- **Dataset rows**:
--------------------
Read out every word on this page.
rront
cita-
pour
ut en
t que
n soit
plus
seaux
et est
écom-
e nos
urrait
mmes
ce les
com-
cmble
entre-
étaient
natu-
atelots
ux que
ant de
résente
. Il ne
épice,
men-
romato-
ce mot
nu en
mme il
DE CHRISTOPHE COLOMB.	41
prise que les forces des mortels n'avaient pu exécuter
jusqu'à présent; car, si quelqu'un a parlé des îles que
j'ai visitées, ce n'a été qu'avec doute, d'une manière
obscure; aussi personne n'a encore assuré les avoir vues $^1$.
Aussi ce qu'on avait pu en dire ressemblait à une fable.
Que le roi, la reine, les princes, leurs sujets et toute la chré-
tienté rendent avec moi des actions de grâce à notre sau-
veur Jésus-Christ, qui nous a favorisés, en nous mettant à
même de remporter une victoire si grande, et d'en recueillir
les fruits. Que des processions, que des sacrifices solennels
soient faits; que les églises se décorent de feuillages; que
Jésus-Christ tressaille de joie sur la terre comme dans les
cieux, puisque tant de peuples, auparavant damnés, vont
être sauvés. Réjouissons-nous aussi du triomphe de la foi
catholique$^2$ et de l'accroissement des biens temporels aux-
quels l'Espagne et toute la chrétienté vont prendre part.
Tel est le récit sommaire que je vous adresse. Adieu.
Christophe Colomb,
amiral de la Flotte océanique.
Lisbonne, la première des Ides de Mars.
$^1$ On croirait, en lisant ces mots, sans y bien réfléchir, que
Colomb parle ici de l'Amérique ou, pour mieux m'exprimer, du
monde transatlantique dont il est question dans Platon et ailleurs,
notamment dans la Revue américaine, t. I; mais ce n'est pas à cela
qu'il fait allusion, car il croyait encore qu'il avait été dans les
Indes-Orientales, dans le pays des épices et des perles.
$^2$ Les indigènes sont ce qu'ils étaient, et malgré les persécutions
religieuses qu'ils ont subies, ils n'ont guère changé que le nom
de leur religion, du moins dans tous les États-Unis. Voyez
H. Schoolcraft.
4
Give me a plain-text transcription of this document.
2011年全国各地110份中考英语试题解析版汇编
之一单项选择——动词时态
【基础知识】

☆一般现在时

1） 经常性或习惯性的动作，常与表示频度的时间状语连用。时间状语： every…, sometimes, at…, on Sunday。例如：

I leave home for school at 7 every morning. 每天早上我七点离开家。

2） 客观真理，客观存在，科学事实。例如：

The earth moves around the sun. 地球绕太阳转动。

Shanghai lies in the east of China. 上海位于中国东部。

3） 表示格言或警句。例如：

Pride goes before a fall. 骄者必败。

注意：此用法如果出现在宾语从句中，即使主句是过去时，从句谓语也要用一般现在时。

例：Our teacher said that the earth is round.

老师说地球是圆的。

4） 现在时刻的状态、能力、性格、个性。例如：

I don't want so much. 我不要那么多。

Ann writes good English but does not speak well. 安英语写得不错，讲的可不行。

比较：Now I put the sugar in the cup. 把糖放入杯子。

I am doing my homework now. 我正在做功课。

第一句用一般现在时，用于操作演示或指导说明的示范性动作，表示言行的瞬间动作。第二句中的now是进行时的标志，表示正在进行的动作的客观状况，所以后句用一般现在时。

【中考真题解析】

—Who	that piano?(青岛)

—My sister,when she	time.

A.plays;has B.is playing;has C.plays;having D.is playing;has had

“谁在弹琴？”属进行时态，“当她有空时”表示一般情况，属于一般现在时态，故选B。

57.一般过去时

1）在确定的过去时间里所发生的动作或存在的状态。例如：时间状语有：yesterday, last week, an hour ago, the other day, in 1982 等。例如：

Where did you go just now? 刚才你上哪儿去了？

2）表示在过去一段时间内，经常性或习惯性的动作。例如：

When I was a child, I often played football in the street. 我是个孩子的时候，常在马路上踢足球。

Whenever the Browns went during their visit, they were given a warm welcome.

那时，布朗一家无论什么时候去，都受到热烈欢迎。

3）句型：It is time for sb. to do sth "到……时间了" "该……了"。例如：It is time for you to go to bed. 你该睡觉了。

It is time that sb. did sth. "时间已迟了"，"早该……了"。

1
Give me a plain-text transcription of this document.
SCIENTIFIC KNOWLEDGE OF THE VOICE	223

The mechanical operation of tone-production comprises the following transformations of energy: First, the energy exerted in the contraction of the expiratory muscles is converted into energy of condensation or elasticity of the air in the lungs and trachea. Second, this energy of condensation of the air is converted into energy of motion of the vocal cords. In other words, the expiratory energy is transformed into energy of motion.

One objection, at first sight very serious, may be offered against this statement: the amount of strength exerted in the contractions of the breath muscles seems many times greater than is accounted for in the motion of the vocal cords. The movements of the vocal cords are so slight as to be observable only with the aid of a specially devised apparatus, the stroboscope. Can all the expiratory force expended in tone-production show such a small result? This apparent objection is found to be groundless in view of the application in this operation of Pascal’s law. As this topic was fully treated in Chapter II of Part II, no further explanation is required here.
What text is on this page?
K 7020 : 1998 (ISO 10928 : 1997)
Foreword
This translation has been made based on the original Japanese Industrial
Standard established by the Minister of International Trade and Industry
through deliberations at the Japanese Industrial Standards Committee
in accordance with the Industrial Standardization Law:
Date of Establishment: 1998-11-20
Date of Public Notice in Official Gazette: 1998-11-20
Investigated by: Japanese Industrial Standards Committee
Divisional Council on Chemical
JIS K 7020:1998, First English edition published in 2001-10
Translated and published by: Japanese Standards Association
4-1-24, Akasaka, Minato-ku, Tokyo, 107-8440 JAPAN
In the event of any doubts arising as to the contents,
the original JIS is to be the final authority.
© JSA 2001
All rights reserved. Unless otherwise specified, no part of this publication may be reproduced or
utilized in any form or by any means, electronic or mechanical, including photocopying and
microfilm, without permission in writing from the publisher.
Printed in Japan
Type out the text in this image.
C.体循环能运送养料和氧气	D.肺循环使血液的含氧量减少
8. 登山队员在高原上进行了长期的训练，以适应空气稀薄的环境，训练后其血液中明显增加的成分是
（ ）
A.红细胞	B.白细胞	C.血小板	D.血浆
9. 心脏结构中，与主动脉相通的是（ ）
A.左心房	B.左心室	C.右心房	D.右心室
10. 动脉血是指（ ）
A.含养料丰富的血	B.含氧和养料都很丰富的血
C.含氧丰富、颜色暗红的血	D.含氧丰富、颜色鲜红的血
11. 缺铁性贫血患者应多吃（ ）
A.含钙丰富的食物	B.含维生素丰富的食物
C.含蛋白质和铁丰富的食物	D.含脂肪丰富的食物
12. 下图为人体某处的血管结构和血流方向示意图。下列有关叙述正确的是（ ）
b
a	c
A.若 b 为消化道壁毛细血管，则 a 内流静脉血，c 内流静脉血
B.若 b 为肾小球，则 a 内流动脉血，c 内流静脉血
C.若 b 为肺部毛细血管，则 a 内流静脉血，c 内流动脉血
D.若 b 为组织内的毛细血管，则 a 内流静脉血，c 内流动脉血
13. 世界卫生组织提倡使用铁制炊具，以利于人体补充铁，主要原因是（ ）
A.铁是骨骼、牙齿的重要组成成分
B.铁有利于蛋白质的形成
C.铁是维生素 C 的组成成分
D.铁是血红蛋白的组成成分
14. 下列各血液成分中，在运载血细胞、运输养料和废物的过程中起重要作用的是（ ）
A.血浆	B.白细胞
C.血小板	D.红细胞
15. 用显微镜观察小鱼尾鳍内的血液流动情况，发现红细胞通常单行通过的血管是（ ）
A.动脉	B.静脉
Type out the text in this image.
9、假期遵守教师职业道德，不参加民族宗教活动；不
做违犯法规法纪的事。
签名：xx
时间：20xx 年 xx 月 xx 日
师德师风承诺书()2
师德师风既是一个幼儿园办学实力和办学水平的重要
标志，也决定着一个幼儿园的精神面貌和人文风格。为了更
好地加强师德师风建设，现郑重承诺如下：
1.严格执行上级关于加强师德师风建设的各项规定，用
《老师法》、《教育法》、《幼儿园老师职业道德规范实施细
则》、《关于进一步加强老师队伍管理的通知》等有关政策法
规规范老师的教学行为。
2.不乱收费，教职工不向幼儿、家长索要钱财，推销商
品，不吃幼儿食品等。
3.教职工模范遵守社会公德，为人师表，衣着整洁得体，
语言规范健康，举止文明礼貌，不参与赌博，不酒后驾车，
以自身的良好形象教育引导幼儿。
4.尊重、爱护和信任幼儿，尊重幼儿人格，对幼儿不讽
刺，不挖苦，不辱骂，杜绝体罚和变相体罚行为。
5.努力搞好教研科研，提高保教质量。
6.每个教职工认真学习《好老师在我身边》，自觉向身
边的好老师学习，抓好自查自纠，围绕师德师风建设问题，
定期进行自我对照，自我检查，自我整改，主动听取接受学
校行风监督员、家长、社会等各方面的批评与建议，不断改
--------------------
- **Written task**: Using the data above, copy each line that contains "vont".

- **Exercise response**:
cieux, puisque tant de peuples, auparavant damnés, vont
quels l'Espagne et toute la chrétienté vont prendre part.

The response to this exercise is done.